■ **What you will do**
Copy out all of the material, matching it word for word.

==== Data for this exercise

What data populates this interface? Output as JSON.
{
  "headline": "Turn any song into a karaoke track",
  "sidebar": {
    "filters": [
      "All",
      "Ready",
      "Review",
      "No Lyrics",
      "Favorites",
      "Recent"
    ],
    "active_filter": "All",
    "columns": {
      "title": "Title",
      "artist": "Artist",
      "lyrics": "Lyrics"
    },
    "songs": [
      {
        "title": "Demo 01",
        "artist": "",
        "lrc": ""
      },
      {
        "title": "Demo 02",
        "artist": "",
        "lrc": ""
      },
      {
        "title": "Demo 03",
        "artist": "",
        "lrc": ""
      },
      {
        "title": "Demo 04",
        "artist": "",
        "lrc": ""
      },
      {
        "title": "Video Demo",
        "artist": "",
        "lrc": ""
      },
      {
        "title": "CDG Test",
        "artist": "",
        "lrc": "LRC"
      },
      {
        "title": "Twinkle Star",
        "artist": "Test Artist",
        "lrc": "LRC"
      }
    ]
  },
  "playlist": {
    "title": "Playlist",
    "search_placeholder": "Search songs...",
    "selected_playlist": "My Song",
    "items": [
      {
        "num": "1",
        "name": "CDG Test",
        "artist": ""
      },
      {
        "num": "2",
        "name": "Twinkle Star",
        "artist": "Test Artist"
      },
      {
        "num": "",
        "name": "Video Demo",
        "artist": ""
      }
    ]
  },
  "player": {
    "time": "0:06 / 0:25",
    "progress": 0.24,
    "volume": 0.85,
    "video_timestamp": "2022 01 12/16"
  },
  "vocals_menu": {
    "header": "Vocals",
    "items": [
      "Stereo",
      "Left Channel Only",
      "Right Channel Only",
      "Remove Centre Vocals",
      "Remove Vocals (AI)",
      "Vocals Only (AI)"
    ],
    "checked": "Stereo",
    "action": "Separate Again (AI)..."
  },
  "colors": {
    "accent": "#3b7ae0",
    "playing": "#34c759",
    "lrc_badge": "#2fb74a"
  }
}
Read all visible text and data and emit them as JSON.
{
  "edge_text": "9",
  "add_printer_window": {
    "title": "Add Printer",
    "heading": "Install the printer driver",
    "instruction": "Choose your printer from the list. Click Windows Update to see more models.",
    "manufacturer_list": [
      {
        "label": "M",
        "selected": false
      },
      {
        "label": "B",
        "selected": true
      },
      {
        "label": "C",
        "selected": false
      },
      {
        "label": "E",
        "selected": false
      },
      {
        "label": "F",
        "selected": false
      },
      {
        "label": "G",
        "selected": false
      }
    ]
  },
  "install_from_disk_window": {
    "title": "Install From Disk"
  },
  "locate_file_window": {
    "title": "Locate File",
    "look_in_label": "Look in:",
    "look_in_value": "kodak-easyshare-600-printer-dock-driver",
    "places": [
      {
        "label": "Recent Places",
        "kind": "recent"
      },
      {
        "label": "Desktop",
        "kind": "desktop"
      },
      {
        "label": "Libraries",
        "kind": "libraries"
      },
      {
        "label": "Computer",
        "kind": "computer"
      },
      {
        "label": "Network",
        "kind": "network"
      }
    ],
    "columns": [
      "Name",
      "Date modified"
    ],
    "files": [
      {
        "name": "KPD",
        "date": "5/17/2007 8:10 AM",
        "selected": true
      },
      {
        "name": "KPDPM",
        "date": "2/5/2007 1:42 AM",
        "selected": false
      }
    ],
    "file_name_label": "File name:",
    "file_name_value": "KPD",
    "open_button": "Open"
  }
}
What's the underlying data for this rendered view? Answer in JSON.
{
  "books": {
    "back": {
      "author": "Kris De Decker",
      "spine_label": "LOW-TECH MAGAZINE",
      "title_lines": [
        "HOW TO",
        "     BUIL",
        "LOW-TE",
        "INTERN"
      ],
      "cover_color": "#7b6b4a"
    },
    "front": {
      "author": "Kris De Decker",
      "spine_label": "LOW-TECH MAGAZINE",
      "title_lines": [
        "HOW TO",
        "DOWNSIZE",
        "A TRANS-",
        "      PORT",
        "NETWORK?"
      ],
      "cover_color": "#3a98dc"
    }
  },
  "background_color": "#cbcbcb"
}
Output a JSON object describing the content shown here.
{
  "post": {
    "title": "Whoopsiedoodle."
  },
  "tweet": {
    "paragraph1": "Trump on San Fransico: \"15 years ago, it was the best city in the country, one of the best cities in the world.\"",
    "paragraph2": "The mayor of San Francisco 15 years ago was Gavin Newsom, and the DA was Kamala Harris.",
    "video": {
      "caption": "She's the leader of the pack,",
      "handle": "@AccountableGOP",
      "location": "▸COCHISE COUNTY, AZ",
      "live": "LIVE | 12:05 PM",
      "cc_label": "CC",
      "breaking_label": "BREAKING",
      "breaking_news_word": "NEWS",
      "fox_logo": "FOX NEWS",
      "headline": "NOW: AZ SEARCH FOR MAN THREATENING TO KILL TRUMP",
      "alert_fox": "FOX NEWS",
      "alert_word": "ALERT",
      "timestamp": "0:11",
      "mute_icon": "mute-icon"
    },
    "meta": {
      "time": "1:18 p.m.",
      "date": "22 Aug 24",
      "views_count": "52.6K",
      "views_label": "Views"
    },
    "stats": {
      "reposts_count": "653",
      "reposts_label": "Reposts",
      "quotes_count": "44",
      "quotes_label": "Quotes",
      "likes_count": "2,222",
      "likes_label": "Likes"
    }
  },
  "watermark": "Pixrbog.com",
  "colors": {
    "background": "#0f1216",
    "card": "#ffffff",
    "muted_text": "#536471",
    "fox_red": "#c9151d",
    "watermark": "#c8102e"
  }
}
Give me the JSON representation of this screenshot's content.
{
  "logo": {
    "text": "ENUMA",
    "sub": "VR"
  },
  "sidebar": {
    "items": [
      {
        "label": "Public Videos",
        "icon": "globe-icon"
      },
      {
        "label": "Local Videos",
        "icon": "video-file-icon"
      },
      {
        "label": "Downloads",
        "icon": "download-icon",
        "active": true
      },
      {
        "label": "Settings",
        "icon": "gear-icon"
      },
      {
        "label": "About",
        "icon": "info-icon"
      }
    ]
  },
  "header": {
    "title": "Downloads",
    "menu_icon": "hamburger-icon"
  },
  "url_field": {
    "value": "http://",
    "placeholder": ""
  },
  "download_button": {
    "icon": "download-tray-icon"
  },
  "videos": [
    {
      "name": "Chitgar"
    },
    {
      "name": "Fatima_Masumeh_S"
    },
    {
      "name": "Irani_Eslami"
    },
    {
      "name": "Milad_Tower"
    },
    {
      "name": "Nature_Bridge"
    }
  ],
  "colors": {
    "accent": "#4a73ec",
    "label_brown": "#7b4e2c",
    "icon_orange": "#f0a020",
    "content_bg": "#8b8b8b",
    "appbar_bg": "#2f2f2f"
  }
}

========

■ **Worked answer**
What data populates this interface? Output as JSON.
{
  "headline": "Turn any song into a karaoke track",
  "sidebar": {
    "filters": [
      "All",
      "Ready",
      "Review",
      "No Lyrics",
      "Favorites",
      "Recent"
    ],
    "active_filter": "All",
    "columns": {
      "title": "Title",
      "artist": "Artist",
      "lyrics": "Lyrics"
    },
    "songs": [
      {
        "title": "Demo 01",
        "artist": "",
        "lrc": ""
      },
      {
        "title": "Demo 02",
        "artist": "",
        "lrc": ""
      },
      {
        "title": "Demo 03",
        "artist": "",
        "lrc": ""
      },
      {
        "title": "Demo 04",
        "artist": "",
        "lrc": ""
      },
      {
        "title": "Video Demo",
        "artist": "",
        "lrc": ""
      },
      {
        "title": "CDG Test",
        "artist": "",
        "lrc": "LRC"
      },
      {
        "title": "Twinkle Star",
        "artist": "Test Artist",
        "lrc": "LRC"
      }
    ]
  },
  "playlist": {
    "title": "Playlist",
    "search_placeholder": "Search songs...",
    "selected_playlist": "My Song",
    "items": [
      {
        "num": "1",
        "name": "CDG Test",
        "artist": ""
      },
      {
        "num": "2",
        "name": "Twinkle Star",
        "artist": "Test Artist"
      },
      {
        "num": "",
        "name": "Video Demo",
        "artist": ""
      }
    ]
  },
  "player": {
    "time": "0:06 / 0:25",
    "progress": 0.24,
    "volume": 0.85,
    "video_timestamp": "2022 01 12/16"
  },
  "vocals_menu": {
    "header": "Vocals",
    "items": [
      "Stereo",
      "Left Channel Only",
      "Right Channel Only",
      "Remove Centre Vocals",
      "Remove Vocals (AI)",
      "Vocals Only (AI)"
    ],
    "checked": "Stereo",
    "action": "Separate Again (AI)..."
  },
  "colors": {
    "accent": "#3b7ae0",
    "playing": "#34c759",
    "lrc_badge": "#2fb74a"
  }
}
Read all visible text and data and emit them as JSON.
{
  "edge_text": "9",
  "add_printer_window": {
    "title": "Add Printer",
    "heading": "Install the printer driver",
    "instruction": "Choose your printer from the list. Click Windows Update to see more models.",
    "manufacturer_list": [
      {
        "label": "M",
        "selected": false
      },
      {
        "label": "B",
        "selected": true
      },
      {
        "label": "C",
        "selected": false
      },
      {
        "label": "E",
        "selected": false
      },
      {
        "label": "F",
        "selected": false
      },
      {
        "label": "G",
        "selected": false
      }
    ]
  },
  "install_from_disk_window": {
    "title": "Install From Disk"
  },
  "locate_file_window": {
    "title": "Locate File",
    "look_in_label": "Look in:",
    "look_in_value": "kodak-easyshare-600-printer-dock-driver",
    "places": [
      {
        "label": "Recent Places",
        "kind": "recent"
      },
      {
        "label": "Desktop",
        "kind": "desktop"
      },
      {
        "label": "Libraries",
        "kind": "libraries"
      },
      {
        "label": "Computer",
        "kind": "computer"
      },
      {
        "label": "Network",
        "kind": "network"
      }
    ],
    "columns": [
      "Name",
      "Date modified"
    ],
    "files": [
      {
        "name": "KPD",
        "date": "5/17/2007 8:10 AM",
        "selected": true
      },
      {
        "name": "KPDPM",
        "date": "2/5/2007 1:42 AM",
        "selected": false
      }
    ],
    "file_name_label": "File name:",
    "file_name_value": "KPD",
    "open_button": "Open"
  }
}
What's the underlying data for this rendered view? Answer in JSON.
{
  "books": {
    "back": {
      "author": "Kris De Decker",
      "spine_label": "LOW-TECH MAGAZINE",
      "title_lines": [
        "HOW TO",
        "     BUIL",
        "LOW-TE",
        "INTERN"
      ],
      "cover_color": "#7b6b4a"
    },
    "front": {
      "author": "Kris De Decker",
      "spine_label": "LOW-TECH MAGAZINE",
      "title_lines": [
        "HOW TO",
        "DOWNSIZE",
        "A TRANS-",
        "      PORT",
        "NETWORK?"
      ],
      "cover_color": "#3a98dc"
    }
  },
  "background_color": "#cbcbcb"
}
Output a JSON object describing the content shown here.
{
  "post": {
    "title": "Whoopsiedoodle."
  },
  "tweet": {
    "paragraph1": "Trump on San Fransico: \"15 years ago, it was the best city in the country, one of the best cities in the world.\"",
    "paragraph2": "The mayor of San Francisco 15 years ago was Gavin Newsom, and the DA was Kamala Harris.",
    "video": {
      "caption": "She's the leader of the pack,",
      "handle": "@AccountableGOP",
      "location": "▸COCHISE COUNTY, AZ",
      "live": "LIVE | 12:05 PM",
      "cc_label": "CC",
      "breaking_label": "BREAKING",
      "breaking_news_word": "NEWS",
      "fox_logo": "FOX NEWS",
      "headline": "NOW: AZ SEARCH FOR MAN THREATENING TO KILL TRUMP",
      "alert_fox": "FOX NEWS",
      "alert_word": "ALERT",
      "timestamp": "0:11",
      "mute_icon": "mute-icon"
    },
    "meta": {
      "time": "1:18 p.m.",
      "date": "22 Aug 24",
      "views_count": "52.6K",
      "views_label": "Views"
    },
    "stats": {
      "reposts_count": "653",
      "reposts_label": "Reposts",
      "quotes_count": "44",
      "quotes_label": "Quotes",
      "likes_count": "2,222",
      "likes_label": "Likes"
    }
  },
  "watermark": "Pixrbog.com",
  "colors": {
    "background": "#0f1216",
    "card": "#ffffff",
    "muted_text": "#536471",
    "fox_red": "#c9151d",
    "watermark": "#c8102e"
  }
}
Give me the JSON representation of this screenshot's content.
{
  "logo": {
    "text": "ENUMA",
    "sub": "VR"
  },
  "sidebar": {
    "items": [
      {
        "label": "Public Videos",
        "icon": "globe-icon"
      },
      {
        "label": "Local Videos",
        "icon": "video-file-icon"
      },
      {
        "label": "Downloads",
        "icon": "download-icon",
        "active": true
      },
      {
        "label": "Settings",
        "icon": "gear-icon"
      },
      {
        "label": "About",
        "icon": "info-icon"
      }
    ]
  },
  "header": {
    "title": "Downloads",
    "menu_icon": "hamburger-icon"
  },
  "url_field": {
    "value": "http://",
    "placeholder": ""
  },
  "download_button": {
    "icon": "download-tray-icon"
  },
  "videos": [
    {
      "name": "Chitgar"
    },
    {
      "name": "Fatima_Masumeh_S"
    },
    {
      "name": "Irani_Eslami"
    },
    {
      "name": "Milad_Tower"
    },
    {
      "name": "Nature_Bridge"
    }
  ],
  "colors": {
    "accent": "#4a73ec",
    "label_brown": "#7b4e2c",
    "icon_orange": "#f0a020",
    "content_bg": "#8b8b8b",
    "appbar_bg": "#2f2f2f"
  }
}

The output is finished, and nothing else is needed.